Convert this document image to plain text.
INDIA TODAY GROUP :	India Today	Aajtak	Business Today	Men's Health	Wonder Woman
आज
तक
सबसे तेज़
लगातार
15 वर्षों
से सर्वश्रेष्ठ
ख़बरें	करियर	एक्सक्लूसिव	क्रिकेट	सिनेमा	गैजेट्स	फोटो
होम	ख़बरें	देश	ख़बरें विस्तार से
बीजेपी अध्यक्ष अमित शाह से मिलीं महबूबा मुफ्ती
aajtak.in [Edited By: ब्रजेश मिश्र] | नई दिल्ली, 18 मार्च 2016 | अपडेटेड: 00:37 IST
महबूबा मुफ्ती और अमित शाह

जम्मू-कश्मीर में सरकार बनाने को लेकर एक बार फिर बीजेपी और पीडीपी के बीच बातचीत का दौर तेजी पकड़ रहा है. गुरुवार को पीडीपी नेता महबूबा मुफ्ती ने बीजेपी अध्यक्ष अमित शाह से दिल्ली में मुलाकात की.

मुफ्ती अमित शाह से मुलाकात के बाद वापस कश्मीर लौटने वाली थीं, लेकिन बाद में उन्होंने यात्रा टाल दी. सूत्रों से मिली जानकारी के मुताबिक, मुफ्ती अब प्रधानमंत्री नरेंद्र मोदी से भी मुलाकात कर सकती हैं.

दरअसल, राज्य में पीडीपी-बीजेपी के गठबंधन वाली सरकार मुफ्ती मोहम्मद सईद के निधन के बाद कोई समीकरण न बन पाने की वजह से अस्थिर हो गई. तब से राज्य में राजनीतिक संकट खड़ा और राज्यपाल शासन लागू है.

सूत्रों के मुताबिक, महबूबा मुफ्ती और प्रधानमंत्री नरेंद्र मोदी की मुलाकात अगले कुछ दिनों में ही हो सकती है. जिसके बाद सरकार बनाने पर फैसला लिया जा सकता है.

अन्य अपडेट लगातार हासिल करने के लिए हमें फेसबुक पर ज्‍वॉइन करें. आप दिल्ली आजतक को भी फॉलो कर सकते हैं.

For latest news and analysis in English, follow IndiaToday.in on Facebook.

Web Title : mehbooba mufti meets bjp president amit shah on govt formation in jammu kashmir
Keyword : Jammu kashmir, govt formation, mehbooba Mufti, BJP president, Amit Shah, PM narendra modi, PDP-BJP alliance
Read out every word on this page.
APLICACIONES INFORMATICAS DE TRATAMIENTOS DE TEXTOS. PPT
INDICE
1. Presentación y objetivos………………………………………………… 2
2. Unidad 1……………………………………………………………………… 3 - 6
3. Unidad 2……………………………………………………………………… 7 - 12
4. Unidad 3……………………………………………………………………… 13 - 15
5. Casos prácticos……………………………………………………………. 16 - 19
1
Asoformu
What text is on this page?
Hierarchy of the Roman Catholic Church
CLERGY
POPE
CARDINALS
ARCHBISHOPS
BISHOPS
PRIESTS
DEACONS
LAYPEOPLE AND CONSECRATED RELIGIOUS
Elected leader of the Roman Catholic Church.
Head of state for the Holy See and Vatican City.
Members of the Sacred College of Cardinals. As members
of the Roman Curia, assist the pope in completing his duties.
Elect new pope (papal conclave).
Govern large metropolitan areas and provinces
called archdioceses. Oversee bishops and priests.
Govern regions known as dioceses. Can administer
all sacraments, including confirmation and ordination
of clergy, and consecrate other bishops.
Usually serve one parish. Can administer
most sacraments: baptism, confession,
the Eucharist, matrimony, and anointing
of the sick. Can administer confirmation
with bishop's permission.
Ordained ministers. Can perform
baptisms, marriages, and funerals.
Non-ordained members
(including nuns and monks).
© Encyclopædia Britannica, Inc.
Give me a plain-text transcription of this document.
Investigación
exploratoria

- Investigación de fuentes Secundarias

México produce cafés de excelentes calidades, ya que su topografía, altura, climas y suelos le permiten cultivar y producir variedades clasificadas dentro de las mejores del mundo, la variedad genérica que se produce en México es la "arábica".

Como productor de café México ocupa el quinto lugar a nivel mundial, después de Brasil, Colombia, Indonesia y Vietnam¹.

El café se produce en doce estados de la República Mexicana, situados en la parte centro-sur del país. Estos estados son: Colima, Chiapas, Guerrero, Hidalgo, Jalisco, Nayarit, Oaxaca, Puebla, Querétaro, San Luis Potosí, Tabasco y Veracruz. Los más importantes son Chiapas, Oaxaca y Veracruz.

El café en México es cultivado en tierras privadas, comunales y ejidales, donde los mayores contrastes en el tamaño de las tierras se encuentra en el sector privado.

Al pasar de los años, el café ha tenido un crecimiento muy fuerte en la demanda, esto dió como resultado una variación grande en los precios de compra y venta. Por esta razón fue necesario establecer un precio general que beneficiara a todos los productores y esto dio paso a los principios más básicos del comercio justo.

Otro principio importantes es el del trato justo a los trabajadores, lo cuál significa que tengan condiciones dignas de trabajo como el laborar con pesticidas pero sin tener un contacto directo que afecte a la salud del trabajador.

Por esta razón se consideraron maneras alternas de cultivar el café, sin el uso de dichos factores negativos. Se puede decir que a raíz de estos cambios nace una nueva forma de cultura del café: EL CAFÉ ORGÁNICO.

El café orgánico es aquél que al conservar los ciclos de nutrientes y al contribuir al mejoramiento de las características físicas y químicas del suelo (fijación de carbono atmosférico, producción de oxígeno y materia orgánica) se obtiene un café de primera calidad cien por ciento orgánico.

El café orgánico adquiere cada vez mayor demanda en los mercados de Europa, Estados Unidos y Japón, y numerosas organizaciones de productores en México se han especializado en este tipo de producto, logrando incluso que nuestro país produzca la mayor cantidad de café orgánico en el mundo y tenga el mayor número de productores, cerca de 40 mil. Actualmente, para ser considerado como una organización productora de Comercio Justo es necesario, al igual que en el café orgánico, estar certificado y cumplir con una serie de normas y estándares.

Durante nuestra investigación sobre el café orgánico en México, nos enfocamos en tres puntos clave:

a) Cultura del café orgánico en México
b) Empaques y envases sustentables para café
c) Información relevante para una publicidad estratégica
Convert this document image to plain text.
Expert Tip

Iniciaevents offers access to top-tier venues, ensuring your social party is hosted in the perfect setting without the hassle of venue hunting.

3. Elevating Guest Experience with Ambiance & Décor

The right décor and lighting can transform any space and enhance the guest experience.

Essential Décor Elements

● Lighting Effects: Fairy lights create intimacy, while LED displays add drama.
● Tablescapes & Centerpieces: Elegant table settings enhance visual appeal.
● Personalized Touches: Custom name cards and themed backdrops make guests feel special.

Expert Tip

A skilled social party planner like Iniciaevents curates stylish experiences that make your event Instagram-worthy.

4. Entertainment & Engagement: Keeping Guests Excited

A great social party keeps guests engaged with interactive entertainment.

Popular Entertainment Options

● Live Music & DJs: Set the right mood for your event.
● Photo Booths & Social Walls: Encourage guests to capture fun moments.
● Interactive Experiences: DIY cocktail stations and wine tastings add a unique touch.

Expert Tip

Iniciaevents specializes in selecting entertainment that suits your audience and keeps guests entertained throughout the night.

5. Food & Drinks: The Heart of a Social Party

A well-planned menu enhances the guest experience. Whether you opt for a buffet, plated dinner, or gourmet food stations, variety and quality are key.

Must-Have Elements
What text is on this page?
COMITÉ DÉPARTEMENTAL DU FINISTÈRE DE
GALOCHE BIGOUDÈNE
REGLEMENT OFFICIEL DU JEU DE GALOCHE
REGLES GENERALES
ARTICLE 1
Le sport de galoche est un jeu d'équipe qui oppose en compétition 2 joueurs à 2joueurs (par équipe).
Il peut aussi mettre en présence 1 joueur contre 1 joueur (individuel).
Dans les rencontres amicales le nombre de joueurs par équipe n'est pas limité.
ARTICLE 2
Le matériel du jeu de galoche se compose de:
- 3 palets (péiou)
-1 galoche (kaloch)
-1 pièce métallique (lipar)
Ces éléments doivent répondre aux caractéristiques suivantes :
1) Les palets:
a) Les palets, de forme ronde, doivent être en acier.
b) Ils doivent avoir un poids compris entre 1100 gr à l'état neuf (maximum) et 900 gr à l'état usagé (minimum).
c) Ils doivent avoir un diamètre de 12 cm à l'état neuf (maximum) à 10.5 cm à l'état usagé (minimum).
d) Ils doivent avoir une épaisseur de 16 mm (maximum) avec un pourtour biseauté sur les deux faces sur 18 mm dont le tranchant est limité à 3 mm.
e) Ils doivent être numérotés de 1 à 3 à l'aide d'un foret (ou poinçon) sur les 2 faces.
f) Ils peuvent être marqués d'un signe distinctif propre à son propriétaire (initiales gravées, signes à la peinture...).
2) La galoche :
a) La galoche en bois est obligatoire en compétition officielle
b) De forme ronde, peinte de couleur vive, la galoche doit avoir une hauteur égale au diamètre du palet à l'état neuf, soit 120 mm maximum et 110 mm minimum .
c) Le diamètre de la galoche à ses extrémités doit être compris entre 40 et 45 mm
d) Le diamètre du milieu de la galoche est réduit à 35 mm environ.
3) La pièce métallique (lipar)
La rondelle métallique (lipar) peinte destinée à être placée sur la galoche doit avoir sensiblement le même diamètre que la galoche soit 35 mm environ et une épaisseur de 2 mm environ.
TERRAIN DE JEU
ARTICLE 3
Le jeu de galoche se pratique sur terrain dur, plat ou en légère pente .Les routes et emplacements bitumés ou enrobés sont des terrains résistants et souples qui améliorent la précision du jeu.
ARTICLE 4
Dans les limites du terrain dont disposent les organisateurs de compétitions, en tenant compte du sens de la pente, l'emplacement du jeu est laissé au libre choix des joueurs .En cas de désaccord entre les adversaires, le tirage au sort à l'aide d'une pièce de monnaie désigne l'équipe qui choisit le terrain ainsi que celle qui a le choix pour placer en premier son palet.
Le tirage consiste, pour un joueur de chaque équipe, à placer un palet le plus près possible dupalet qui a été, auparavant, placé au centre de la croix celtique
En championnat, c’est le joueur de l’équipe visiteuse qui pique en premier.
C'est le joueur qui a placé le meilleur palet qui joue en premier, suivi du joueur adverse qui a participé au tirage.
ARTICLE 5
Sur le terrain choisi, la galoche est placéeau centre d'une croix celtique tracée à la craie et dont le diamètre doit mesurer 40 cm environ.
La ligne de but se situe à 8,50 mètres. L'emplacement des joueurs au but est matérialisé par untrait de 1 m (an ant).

· · ·

■ WORK TO DO
Return each full line of the entries that contains the word "Govern".

■ RESULT FOR THIS TASK
Govern large metropolitan areas and provinces
Govern regions known as dioceses. Can administer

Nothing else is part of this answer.